§ Text to read:
Case ID: pa_50/html/0258-01.html
Source: Caselaw Access Project
Author: {"author": "Agnew, J.", "license": "Public Domain", "url": "https://static.case.law/"}
Date Created: 2024-08-24T03:29:51.129683

Stoner versus Neff.
    
      Purchase-money judgment, when preferred, to mechanics’ lien on building commenced before entry of judgment.
    
    Where a vendee of land under articles commenced to build a saw-mill, and afterwards received a deed for the land, giving a judgment for the unpaid purchase-money which was entered on the same day, Held, that the lien of the purchase-money judgment had priority over a mechanics’ lien filed for materials furnished for the mill, and was entitled to he first paid out of the proceeds of the sale of the land under execution.
    Appeal from the Common Pleas of Somerset county.
    
    This was an appeal, by Charles Stoner, from the decree of the court below distributing the proceeds of the sale of the real estate of Henry Ankeny. The material facts were as follows:—
    On the 4th day of February 1857, John Neff sold to Magdalena and George Ankeny six or seven acres of land by articles of agreement. In the early part of January 1860, Magdalena and George Ankeny commenced the erection of a saw-mill, and Charles Stoner, the appellant, furnished the machinery and castings which were put into the saw-mill. He filed a mechanics’ lien within six months after the completion of the mill, upon which a scire facias was issued, and judgment obtained on the 22d April 1861, for the sum of $323.09 with costs.
    On the 20th of March 1860, after the saw-mill was commenced, John Neff conveyed by deed to Magdalena and George Ankeny one hundred and six acres, in which the six or seven were included, and on the same day entered his judgment against them for the unpaid purchase-money on the whole one hundred and six acres. On No. 12, February Term 1863, judgment was had against Henry Ankeny on a scire facias in favour of Abram Morrison’s use, said judgment having been a continuous lien on the six or seven acres from the time Henry Ankeny was the owner. On this judgment an execution was issued to 39, November Term 1862, and venditioni to February Term 1863, No. 12. And the six or seven acres with the saw-mill were sold for the sum of $550. After paying this judgment a balance of $347.09 remained, which was applied by the auditor to the judgment of Stoner, on the ground that the mechanics’ lien had priority to the judgment of Neff held by him against Magdalena and George Ankeny. The court reversed the finding of the auditor, and decreed the balance to the judgment of Neff, from which decree Stoner appealed.

§ Task to carry out:
Answer these questions from the case report above:
(a) On what date did John Neff sell the land to Magdalena and George Ankeny by articles of agreement?
(b) What did Charles Stoner furnish for the saw-mill?
(c) For what sum were the six or seven acres with the saw-mill sold?

§ Extracted information:
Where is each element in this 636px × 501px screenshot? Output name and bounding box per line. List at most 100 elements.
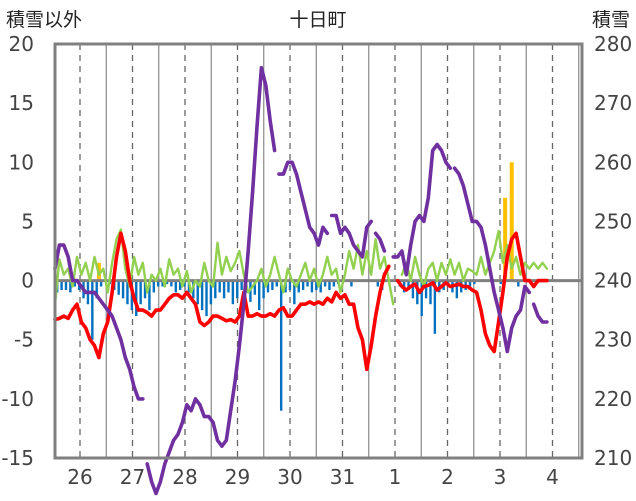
- precip-bar: [473, 280, 476, 285]
- right-tick-label: 260: [594, 150, 632, 174]
- precip-bar: [416, 280, 419, 305]
- gridlines: [79, 44, 580, 458]
- precip-bar: [297, 280, 300, 293]
- precip-bar: [165, 280, 169, 285]
- precip-bar: [271, 280, 274, 291]
- precip-bar: [332, 280, 336, 287]
- precip-bar: [121, 280, 125, 299]
- temperature-line: [53, 231, 549, 372]
- precip-bar: [420, 280, 423, 317]
- precip-bar: [95, 280, 98, 299]
- snowfall-bar: [509, 162, 514, 281]
- left-axis-ticks: 20 15 10 5 0 -5 -10 -15: [1, 32, 34, 470]
- precip-bar: [222, 280, 226, 299]
- precip-bar: [517, 280, 520, 287]
- precip-bar: [433, 280, 437, 334]
- precip-bar: [148, 280, 151, 311]
- precip-bar: [209, 280, 213, 305]
- precip-bar: [310, 280, 314, 293]
- snowfall-bar: [503, 197, 508, 281]
- precip-bar: [214, 280, 217, 299]
- precip-bar: [178, 280, 182, 291]
- precip-bar: [266, 280, 270, 293]
- left-tick-label: 15: [9, 91, 34, 115]
- day-label: 2: [441, 465, 454, 489]
- plot-background: [55, 44, 582, 458]
- precip-bar: [350, 280, 353, 287]
- right-tick-label: 230: [594, 328, 632, 352]
- precip-bar: [468, 280, 472, 287]
- precip-bar: [429, 280, 432, 305]
- day-label: 26: [67, 465, 92, 489]
- precip-bar: [306, 280, 309, 287]
- x-axis-ticks: 26 27 28 29 30 31 1 2 3 4: [67, 465, 559, 489]
- left-axis-title: 積雪以外: [6, 9, 82, 31]
- day-label: 31: [330, 465, 355, 489]
- precip-bar: [258, 280, 261, 311]
- precip-bar: [143, 280, 147, 299]
- precip-bar: [174, 280, 177, 293]
- right-axis-title: 積雪: [592, 9, 630, 31]
- precip-bar: [328, 280, 331, 291]
- precip-bar: [279, 280, 283, 411]
- precip-bar: [293, 280, 296, 305]
- precip-bar: [64, 280, 68, 291]
- right-tick-label: 270: [594, 91, 632, 115]
- left-tick-label: 0: [21, 269, 34, 293]
- precip-bar: [253, 280, 257, 295]
- precip-bar: [455, 280, 459, 299]
- precip-bar: [135, 280, 138, 317]
- precip-bar: [315, 280, 318, 291]
- precip-bar: [126, 280, 129, 305]
- day-label: 28: [172, 465, 197, 489]
- precip-bar: [73, 280, 76, 287]
- precip-bar: [183, 280, 186, 287]
- precip-bar: [152, 280, 156, 293]
- precip-bar: [196, 280, 199, 305]
- precip-bar: [275, 280, 278, 287]
- precip-bar: [236, 280, 239, 299]
- day-label: 29: [225, 465, 250, 489]
- right-tick-label: 240: [594, 269, 632, 293]
- day-label: 27: [120, 465, 145, 489]
- right-tick-label: 280: [594, 32, 632, 56]
- precip-bar: [139, 280, 142, 305]
- lines-layer: [53, 65, 549, 496]
- precip-bar: [424, 280, 428, 299]
- precip-bar: [205, 280, 208, 317]
- precip-bar: [301, 280, 305, 291]
- precip-bar: [323, 280, 327, 287]
- chart-title: 十日町: [289, 9, 346, 31]
- precip-bar: [218, 280, 221, 293]
- day-label: 30: [277, 465, 302, 489]
- precip-bar: [99, 280, 103, 287]
- precip-bar: [240, 280, 243, 291]
- precip-bar: [499, 280, 502, 285]
- left-tick-label: 10: [9, 150, 34, 174]
- left-tick-label: -10: [1, 387, 34, 411]
- precip-bar: [60, 280, 63, 291]
- right-tick-label: 210: [594, 446, 632, 470]
- precip-bar: [69, 280, 72, 293]
- precip-bar: [319, 280, 322, 293]
- precip-bar: [231, 280, 235, 305]
- precip-bar: [262, 280, 265, 299]
- left-tick-label: -15: [1, 446, 34, 470]
- precip-bar: [407, 280, 410, 291]
- precip-bar: [157, 280, 160, 287]
- snow-depth-line: [53, 65, 549, 496]
- precip-bar: [288, 280, 292, 291]
- plot-frame: [53, 42, 584, 460]
- right-axis-ticks: 280 270 260 250 240 230 220 210: [594, 32, 632, 470]
- left-tick-label: -5: [14, 328, 34, 352]
- day-label: 3: [494, 465, 507, 489]
- day-label: 1: [389, 465, 402, 489]
- precip-bar: [170, 280, 173, 287]
- precip-bar: [91, 280, 94, 340]
- precip-bar: [200, 280, 204, 311]
- precip-bar: [227, 280, 230, 293]
- right-tick-label: 250: [594, 209, 632, 233]
- left-tick-label: 5: [21, 209, 34, 233]
- right-tick-label: 220: [594, 387, 632, 411]
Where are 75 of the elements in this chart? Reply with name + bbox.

§ Written answer:
(a) February 4, 1857
(b) The machinery and castings
(c) $550